Find how many lines in the material contain "Thomas"; your answer should be that number alone.

[Start Information given]

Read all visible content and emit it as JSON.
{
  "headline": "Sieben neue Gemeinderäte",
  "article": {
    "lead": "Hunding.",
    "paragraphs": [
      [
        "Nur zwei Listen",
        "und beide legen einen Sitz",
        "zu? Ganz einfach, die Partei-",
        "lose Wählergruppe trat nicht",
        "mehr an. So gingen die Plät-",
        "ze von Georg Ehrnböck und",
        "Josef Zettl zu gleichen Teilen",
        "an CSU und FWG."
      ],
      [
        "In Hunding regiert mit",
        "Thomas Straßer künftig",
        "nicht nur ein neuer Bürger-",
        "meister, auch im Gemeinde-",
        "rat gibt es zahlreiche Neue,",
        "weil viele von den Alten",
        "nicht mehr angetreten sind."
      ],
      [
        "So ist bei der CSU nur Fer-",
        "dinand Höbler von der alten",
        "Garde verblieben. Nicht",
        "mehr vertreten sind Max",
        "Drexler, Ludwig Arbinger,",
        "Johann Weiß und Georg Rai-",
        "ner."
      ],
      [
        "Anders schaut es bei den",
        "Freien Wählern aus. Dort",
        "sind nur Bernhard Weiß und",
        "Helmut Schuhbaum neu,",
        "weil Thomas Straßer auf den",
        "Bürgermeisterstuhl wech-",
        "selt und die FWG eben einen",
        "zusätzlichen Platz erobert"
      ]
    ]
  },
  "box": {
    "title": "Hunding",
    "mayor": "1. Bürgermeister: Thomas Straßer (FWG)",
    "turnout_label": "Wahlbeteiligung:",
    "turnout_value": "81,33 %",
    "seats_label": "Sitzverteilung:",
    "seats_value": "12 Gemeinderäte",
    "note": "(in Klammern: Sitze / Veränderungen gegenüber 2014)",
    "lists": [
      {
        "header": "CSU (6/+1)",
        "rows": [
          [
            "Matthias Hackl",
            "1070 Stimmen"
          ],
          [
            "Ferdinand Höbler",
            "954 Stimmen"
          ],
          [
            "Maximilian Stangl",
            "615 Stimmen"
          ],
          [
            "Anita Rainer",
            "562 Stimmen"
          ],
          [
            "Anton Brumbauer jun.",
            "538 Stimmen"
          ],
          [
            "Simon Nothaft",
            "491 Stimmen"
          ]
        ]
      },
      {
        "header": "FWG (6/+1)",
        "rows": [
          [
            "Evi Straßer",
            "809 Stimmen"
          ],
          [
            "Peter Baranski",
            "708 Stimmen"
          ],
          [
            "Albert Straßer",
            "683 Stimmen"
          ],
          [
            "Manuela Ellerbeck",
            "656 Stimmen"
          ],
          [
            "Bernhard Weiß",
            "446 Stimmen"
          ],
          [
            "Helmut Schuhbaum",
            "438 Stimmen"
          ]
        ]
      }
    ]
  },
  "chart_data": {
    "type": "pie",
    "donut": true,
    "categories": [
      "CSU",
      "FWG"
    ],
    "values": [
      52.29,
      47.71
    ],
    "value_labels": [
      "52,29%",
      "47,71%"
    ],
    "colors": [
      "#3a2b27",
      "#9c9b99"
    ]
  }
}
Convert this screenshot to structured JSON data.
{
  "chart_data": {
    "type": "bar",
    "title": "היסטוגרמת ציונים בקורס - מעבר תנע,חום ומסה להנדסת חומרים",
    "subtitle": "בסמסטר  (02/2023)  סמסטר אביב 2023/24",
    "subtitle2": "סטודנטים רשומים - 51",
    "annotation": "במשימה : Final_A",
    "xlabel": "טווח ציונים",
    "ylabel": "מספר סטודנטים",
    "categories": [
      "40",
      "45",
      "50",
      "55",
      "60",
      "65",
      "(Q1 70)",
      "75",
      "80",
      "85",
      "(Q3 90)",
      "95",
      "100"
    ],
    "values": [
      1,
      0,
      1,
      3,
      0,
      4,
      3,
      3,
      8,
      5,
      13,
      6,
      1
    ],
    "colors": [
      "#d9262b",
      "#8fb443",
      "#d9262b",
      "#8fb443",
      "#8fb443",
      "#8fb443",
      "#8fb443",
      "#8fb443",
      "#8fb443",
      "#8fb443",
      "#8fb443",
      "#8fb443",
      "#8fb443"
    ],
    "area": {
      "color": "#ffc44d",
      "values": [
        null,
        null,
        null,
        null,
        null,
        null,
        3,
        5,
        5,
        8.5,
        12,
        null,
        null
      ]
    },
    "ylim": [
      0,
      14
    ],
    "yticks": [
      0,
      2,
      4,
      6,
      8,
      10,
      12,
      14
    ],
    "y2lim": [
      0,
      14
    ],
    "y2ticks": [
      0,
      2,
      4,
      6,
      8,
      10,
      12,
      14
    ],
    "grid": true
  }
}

[End Information given]

Output for this task
3